# [Do this]
The records below must be output exactly, without pictures.

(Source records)

────────────────────────────────────────

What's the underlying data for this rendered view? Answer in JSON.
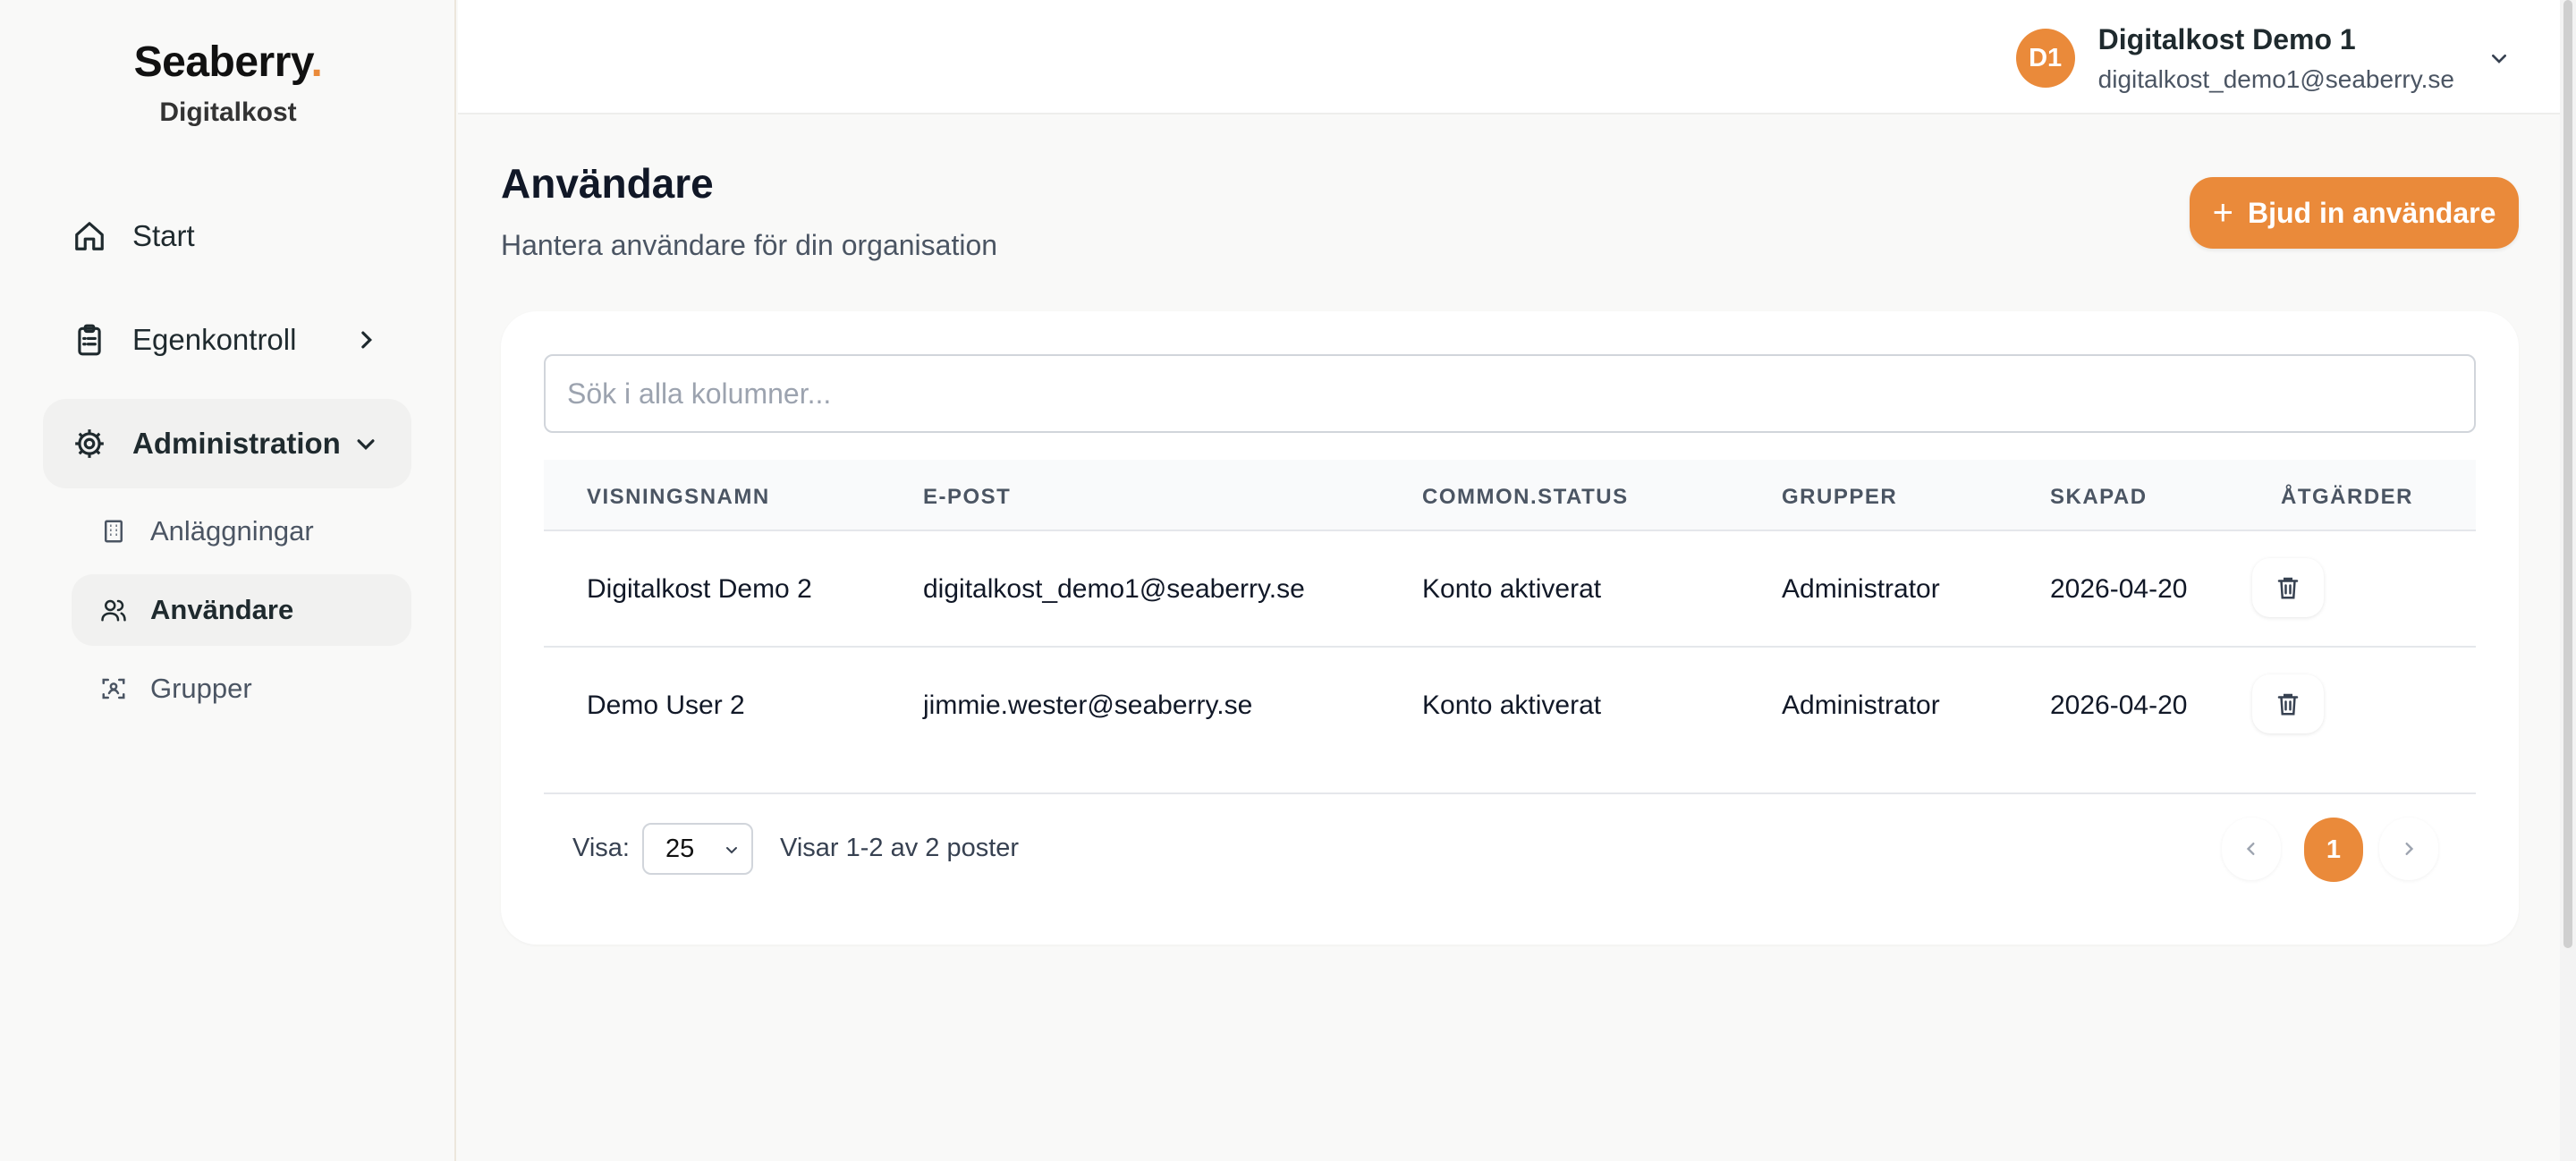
{
  "brand": {
    "logo": "Seaberry",
    "logo_dot": ".",
    "org": "Digitalkost"
  },
  "sidebar": {
    "items": [
      {
        "label": "Start",
        "icon": "home-icon"
      },
      {
        "label": "Egenkontroll",
        "icon": "clipboard-icon"
      },
      {
        "label": "Administration",
        "icon": "gear-icon"
      }
    ],
    "subitems": [
      {
        "label": "Anläggningar",
        "icon": "building-icon"
      },
      {
        "label": "Användare",
        "icon": "users-icon"
      },
      {
        "label": "Grupper",
        "icon": "group-icon"
      }
    ]
  },
  "header": {
    "avatar_initials": "D1",
    "user_name": "Digitalkost Demo 1",
    "user_email": "digitalkost_demo1@seaberry.se"
  },
  "page": {
    "title": "Användare",
    "subtitle": "Hantera användare för din organisation",
    "invite_button": "Bjud in användare"
  },
  "search": {
    "placeholder": "Sök i alla kolumner..."
  },
  "table": {
    "columns": [
      "VISNINGSNAMN",
      "E-POST",
      "COMMON.STATUS",
      "GRUPPER",
      "SKAPAD",
      "ÅTGÄRDER"
    ],
    "rows": [
      {
        "name": "Digitalkost Demo 2",
        "email": "digitalkost_demo1@seaberry.se",
        "status": "Konto aktiverat",
        "group": "Administrator",
        "created": "2026-04-20"
      },
      {
        "name": "Demo User 2",
        "email": "jimmie.wester@seaberry.se",
        "status": "Konto aktiverat",
        "group": "Administrator",
        "created": "2026-04-20"
      }
    ]
  },
  "footer": {
    "visa_label": "Visa:",
    "page_size": "25",
    "showing": "Visar 1-2 av 2 poster",
    "current_page": "1"
  },
  "colors": {
    "accent": "#ea8a3a",
    "sidebar_bg": "#f9f9f8",
    "card_bg": "#ffffff"
  }
}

────────────────────────────────────────

# [Correct response]
What's the underlying data for this rendered view? Answer in JSON.
{
  "brand": {
    "logo": "Seaberry",
    "logo_dot": ".",
    "org": "Digitalkost"
  },
  "sidebar": {
    "items": [
      {
        "label": "Start",
        "icon": "home-icon"
      },
      {
        "label": "Egenkontroll",
        "icon": "clipboard-icon"
      },
      {
        "label": "Administration",
        "icon": "gear-icon"
      }
    ],
    "subitems": [
      {
        "label": "Anläggningar",
        "icon": "building-icon"
      },
      {
        "label": "Användare",
        "icon": "users-icon"
      },
      {
        "label": "Grupper",
        "icon": "group-icon"
      }
    ]
  },
  "header": {
    "avatar_initials": "D1",
    "user_name": "Digitalkost Demo 1",
    "user_email": "digitalkost_demo1@seaberry.se"
  },
  "page": {
    "title": "Användare",
    "subtitle": "Hantera användare för din organisation",
    "invite_button": "Bjud in användare"
  },
  "search": {
    "placeholder": "Sök i alla kolumner..."
  },
  "table": {
    "columns": [
      "VISNINGSNAMN",
      "E-POST",
      "COMMON.STATUS",
      "GRUPPER",
      "SKAPAD",
      "ÅTGÄRDER"
    ],
    "rows": [
      {
        "name": "Digitalkost Demo 2",
        "email": "digitalkost_demo1@seaberry.se",
        "status": "Konto aktiverat",
        "group": "Administrator",
        "created": "2026-04-20"
      },
      {
        "name": "Demo User 2",
        "email": "jimmie.wester@seaberry.se",
        "status": "Konto aktiverat",
        "group": "Administrator",
        "created": "2026-04-20"
      }
    ]
  },
  "footer": {
    "visa_label": "Visa:",
    "page_size": "25",
    "showing": "Visar 1-2 av 2 poster",
    "current_page": "1"
  },
  "colors": {
    "accent": "#ea8a3a",
    "sidebar_bg": "#f9f9f8",
    "card_bg": "#ffffff"
  }
}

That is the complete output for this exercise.